### DATA UNDER STUDY
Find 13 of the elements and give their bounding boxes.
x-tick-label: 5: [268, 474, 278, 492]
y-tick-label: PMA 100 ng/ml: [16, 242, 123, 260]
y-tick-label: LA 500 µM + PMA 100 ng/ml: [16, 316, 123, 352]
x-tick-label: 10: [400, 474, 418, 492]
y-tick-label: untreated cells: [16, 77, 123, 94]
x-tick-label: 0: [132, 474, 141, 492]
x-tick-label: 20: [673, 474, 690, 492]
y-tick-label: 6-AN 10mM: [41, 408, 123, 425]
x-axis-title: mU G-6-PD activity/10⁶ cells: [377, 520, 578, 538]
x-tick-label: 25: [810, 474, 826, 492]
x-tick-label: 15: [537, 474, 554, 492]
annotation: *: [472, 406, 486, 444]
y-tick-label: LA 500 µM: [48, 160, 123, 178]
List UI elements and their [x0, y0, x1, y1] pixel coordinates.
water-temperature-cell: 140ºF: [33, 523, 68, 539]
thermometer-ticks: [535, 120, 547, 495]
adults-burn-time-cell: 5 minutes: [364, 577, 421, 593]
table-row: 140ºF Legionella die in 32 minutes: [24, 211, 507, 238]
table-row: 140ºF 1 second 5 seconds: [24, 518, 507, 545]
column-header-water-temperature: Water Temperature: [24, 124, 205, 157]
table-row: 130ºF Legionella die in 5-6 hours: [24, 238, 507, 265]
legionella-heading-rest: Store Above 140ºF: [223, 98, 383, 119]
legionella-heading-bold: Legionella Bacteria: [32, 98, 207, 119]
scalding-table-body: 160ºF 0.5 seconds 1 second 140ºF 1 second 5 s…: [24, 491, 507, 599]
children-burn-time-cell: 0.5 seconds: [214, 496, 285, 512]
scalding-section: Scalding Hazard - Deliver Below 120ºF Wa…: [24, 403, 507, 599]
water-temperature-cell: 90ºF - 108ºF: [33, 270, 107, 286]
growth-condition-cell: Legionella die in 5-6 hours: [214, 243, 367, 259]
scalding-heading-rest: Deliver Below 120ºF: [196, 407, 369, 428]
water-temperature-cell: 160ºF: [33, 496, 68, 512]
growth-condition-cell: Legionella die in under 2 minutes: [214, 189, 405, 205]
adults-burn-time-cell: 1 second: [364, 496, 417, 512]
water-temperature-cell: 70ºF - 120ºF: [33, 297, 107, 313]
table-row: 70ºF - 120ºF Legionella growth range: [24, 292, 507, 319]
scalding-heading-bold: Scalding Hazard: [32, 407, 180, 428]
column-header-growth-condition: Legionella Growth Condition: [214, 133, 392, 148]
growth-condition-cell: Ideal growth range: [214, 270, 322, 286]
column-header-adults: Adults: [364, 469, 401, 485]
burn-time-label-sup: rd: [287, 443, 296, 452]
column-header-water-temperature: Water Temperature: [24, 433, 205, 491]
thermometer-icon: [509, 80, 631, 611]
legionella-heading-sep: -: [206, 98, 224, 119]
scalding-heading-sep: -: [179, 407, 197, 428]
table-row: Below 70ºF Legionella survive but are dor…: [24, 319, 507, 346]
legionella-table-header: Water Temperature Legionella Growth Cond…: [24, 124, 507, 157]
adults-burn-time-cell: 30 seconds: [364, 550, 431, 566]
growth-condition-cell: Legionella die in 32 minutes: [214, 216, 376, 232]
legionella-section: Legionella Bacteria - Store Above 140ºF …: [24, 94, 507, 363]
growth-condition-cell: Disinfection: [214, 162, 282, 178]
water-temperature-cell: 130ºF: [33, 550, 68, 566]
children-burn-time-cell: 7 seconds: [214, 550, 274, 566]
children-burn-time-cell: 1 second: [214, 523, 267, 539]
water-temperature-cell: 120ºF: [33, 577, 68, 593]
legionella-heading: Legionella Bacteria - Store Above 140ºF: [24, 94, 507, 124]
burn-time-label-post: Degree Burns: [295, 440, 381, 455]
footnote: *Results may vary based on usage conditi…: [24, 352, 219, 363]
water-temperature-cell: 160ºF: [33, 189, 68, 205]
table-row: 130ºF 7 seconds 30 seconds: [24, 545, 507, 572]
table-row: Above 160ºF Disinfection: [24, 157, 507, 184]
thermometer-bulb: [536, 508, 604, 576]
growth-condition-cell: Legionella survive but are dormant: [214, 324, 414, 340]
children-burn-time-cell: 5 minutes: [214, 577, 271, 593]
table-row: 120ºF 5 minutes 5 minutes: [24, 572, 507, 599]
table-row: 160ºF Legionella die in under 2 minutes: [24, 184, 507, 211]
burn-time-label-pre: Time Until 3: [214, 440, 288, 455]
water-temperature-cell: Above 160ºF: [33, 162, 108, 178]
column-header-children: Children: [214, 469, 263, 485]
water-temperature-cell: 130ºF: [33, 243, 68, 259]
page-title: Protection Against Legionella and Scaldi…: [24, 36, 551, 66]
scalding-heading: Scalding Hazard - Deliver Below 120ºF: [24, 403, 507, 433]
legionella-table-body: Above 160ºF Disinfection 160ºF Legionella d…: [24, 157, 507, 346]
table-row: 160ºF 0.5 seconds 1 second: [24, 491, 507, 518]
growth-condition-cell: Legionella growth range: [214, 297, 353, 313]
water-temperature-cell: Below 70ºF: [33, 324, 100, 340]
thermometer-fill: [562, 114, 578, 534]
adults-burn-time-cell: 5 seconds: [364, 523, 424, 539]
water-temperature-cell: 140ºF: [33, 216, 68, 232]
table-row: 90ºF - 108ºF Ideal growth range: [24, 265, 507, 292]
######
**REQUIREMENT:**
List the lines of the entries that include "Store".

**ANSWER TO THIS TASK:**
legionella-heading-rest: Store Above 140ºF: [223, 98, 383, 119]
legionella-section: Legionella Bacteria - Store Above 140ºF …: [24, 94, 507, 363]
legionella-heading: Legionella Bacteria - Store Above 140ºF: [24, 94, 507, 124]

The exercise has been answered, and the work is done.